- [EXERCISE AIM]: How many lines in these records hold the string "thôi"? Reply with the number alone.
'''
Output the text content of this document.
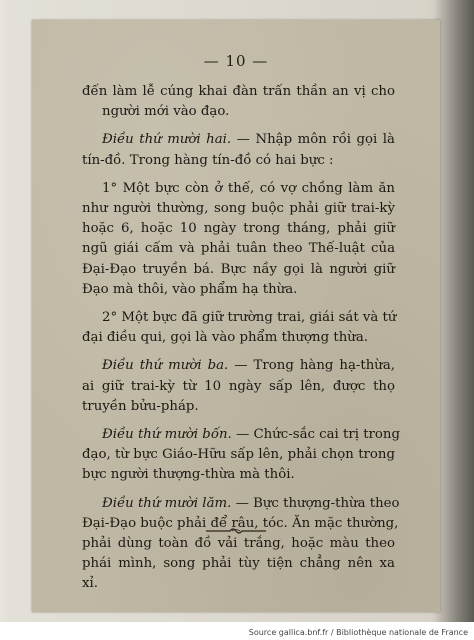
— 10 —

đến làm lễ cúng khai đàn trấn thần an vị cho
người mới vào đạo.

Điều thứ mười hai. — Nhập môn rồi gọi là
tín-đồ. Trong hàng tín-đồ có hai bực :

1° Một bực còn ở thế, có vợ chồng làm ăn
như người thường, song buộc phải giữ trai-kỳ
hoặc 6, hoặc 10 ngày trong tháng, phải giữ
ngũ giái cấm và phải tuân theo Thế-luật của
Đại-Đạo truyền bá. Bực nầy gọi là người giữ
Đạo mà thôi, vào phẩm hạ thừa.

2° Một bực đã giữ trường trai, giái sát và tứ
đại điều qui, gọi là vào phẩm thượng thừa.

Điều thứ mười ba. — Trong hàng hạ-thừa,
ai giữ trai-kỳ từ 10 ngày sấp lên, được thọ
truyền bửu-pháp.

Điều thứ mười bốn. — Chức-sắc cai trị trong
đạo, từ bực Giáo-Hữu sấp lên, phải chọn trong
bực người thượng-thừa mà thôi.

Điều thứ mười lăm. — Bực thượng-thừa theo
Đại-Đạo buộc phải để râu, tóc. Ăn mặc thường,
phải dùng toàn đồ vải trắng, hoặc màu theo
phái mình, song phải tùy tiện chẳng nên xa
xỉ.

Source gallica.bnf.fr / Bibliothèque nationale de France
'''
- [ANSWER TO THIS EXERCISE]: 2